* BEGIN Records for the exercise *

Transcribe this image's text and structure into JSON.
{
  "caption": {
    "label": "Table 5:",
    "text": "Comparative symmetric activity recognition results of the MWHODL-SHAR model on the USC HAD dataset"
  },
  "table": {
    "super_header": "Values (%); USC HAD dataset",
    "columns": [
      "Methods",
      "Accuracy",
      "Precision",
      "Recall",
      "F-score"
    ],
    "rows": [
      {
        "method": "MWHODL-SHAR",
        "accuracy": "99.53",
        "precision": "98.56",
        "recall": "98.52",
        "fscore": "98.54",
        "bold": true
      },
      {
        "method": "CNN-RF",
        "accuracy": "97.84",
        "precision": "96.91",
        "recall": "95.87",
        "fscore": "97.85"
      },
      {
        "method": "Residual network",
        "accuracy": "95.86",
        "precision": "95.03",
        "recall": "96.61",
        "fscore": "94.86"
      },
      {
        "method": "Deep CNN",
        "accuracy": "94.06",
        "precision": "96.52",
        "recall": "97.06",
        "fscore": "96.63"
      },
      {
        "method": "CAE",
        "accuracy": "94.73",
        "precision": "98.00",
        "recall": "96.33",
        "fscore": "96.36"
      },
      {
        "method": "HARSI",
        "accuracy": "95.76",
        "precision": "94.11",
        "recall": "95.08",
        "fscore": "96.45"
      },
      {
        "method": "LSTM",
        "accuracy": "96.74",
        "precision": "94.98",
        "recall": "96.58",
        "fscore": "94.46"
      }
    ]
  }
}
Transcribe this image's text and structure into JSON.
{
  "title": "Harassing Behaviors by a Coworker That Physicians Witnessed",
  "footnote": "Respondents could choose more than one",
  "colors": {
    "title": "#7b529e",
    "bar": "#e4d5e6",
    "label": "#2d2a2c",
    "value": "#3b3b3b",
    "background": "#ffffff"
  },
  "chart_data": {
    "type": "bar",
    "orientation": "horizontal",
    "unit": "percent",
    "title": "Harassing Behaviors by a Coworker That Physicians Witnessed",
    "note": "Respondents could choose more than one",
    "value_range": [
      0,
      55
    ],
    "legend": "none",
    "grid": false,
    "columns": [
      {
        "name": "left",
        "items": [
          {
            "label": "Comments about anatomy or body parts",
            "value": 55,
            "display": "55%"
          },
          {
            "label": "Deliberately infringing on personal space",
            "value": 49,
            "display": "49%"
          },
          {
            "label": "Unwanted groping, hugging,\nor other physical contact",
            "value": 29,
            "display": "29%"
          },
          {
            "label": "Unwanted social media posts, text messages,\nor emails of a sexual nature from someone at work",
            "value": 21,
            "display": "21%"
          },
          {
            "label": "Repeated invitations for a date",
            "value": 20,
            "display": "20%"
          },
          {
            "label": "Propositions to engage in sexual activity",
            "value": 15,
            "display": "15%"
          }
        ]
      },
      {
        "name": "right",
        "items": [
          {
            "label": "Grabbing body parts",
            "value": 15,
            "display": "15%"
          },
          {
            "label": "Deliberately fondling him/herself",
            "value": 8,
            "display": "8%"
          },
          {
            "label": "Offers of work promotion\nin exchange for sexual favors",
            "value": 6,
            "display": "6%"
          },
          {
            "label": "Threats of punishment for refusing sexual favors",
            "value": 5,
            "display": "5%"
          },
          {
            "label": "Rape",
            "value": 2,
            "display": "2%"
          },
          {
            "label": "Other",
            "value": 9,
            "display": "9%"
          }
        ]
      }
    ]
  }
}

* END Records for the exercise *

* [Your instructions]: Report each line of the material above where the word "dataset" appears.

* [Exercise response]:
    "text": "Comparative symmetric activity recognition results of the MWHODL-SHAR model on the USC HAD dataset"
    "super_header": "Values (%); USC HAD dataset",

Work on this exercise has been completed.